Records provided >>
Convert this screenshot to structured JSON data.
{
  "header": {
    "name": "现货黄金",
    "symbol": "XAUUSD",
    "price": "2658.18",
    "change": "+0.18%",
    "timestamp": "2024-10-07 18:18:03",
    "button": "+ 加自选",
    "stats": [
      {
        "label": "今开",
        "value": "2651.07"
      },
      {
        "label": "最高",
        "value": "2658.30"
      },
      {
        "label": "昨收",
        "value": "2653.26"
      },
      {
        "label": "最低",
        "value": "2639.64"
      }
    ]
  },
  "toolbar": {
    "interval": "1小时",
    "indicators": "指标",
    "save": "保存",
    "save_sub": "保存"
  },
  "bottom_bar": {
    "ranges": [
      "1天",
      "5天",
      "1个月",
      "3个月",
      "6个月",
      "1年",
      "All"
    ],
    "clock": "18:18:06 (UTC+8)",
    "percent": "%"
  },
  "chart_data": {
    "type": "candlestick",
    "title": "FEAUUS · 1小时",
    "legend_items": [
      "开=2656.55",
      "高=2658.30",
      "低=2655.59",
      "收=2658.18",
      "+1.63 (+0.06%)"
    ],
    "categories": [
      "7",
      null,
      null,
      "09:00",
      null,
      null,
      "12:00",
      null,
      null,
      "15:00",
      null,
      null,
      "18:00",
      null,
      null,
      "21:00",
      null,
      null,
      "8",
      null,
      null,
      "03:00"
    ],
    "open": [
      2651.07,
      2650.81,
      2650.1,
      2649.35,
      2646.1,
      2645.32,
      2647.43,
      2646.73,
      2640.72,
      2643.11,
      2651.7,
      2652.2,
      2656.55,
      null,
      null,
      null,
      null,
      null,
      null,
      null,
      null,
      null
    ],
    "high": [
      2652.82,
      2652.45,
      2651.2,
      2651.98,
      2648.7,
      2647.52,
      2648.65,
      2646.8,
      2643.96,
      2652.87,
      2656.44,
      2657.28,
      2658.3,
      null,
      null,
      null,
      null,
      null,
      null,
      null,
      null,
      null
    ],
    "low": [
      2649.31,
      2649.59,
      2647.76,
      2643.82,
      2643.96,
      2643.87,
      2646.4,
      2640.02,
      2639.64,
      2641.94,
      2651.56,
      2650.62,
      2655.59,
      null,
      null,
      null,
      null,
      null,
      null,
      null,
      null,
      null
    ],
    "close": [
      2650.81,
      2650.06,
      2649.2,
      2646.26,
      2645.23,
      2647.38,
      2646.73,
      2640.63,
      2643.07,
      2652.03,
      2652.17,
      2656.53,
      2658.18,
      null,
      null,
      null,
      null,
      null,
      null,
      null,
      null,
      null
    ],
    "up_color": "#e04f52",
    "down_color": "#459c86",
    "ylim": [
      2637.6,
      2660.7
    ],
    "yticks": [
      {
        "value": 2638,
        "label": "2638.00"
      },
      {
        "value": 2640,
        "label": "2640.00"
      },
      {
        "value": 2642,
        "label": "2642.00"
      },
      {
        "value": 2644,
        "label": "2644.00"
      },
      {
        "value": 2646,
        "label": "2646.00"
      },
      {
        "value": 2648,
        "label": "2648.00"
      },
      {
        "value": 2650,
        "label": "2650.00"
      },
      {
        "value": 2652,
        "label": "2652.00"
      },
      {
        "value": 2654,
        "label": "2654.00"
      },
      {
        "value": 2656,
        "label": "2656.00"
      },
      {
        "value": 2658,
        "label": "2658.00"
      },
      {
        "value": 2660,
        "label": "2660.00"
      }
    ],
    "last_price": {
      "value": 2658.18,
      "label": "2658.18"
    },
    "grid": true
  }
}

Work to do >> Please repeat the material above, word for word and in full.

Correct answer >>
Convert this screenshot to structured JSON data.
{
  "header": {
    "name": "现货黄金",
    "symbol": "XAUUSD",
    "price": "2658.18",
    "change": "+0.18%",
    "timestamp": "2024-10-07 18:18:03",
    "button": "+ 加自选",
    "stats": [
      {
        "label": "今开",
        "value": "2651.07"
      },
      {
        "label": "最高",
        "value": "2658.30"
      },
      {
        "label": "昨收",
        "value": "2653.26"
      },
      {
        "label": "最低",
        "value": "2639.64"
      }
    ]
  },
  "toolbar": {
    "interval": "1小时",
    "indicators": "指标",
    "save": "保存",
    "save_sub": "保存"
  },
  "bottom_bar": {
    "ranges": [
      "1天",
      "5天",
      "1个月",
      "3个月",
      "6个月",
      "1年",
      "All"
    ],
    "clock": "18:18:06 (UTC+8)",
    "percent": "%"
  },
  "chart_data": {
    "type": "candlestick",
    "title": "FEAUUS · 1小时",
    "legend_items": [
      "开=2656.55",
      "高=2658.30",
      "低=2655.59",
      "收=2658.18",
      "+1.63 (+0.06%)"
    ],
    "categories": [
      "7",
      null,
      null,
      "09:00",
      null,
      null,
      "12:00",
      null,
      null,
      "15:00",
      null,
      null,
      "18:00",
      null,
      null,
      "21:00",
      null,
      null,
      "8",
      null,
      null,
      "03:00"
    ],
    "open": [
      2651.07,
      2650.81,
      2650.1,
      2649.35,
      2646.1,
      2645.32,
      2647.43,
      2646.73,
      2640.72,
      2643.11,
      2651.7,
      2652.2,
      2656.55,
      null,
      null,
      null,
      null,
      null,
      null,
      null,
      null,
      null
    ],
    "high": [
      2652.82,
      2652.45,
      2651.2,
      2651.98,
      2648.7,
      2647.52,
      2648.65,
      2646.8,
      2643.96,
      2652.87,
      2656.44,
      2657.28,
      2658.3,
      null,
      null,
      null,
      null,
      null,
      null,
      null,
      null,
      null
    ],
    "low": [
      2649.31,
      2649.59,
      2647.76,
      2643.82,
      2643.96,
      2643.87,
      2646.4,
      2640.02,
      2639.64,
      2641.94,
      2651.56,
      2650.62,
      2655.59,
      null,
      null,
      null,
      null,
      null,
      null,
      null,
      null,
      null
    ],
    "close": [
      2650.81,
      2650.06,
      2649.2,
      2646.26,
      2645.23,
      2647.38,
      2646.73,
      2640.63,
      2643.07,
      2652.03,
      2652.17,
      2656.53,
      2658.18,
      null,
      null,
      null,
      null,
      null,
      null,
      null,
      null,
      null
    ],
    "up_color": "#e04f52",
    "down_color": "#459c86",
    "ylim": [
      2637.6,
      2660.7
    ],
    "yticks": [
      {
        "value": 2638,
        "label": "2638.00"
      },
      {
        "value": 2640,
        "label": "2640.00"
      },
      {
        "value": 2642,
        "label": "2642.00"
      },
      {
        "value": 2644,
        "label": "2644.00"
      },
      {
        "value": 2646,
        "label": "2646.00"
      },
      {
        "value": 2648,
        "label": "2648.00"
      },
      {
        "value": 2650,
        "label": "2650.00"
      },
      {
        "value": 2652,
        "label": "2652.00"
      },
      {
        "value": 2654,
        "label": "2654.00"
      },
      {
        "value": 2656,
        "label": "2656.00"
      },
      {
        "value": 2658,
        "label": "2658.00"
      },
      {
        "value": 2660,
        "label": "2660.00"
      }
    ],
    "last_price": {
      "value": 2658.18,
      "label": "2658.18"
    },
    "grid": true
  }
}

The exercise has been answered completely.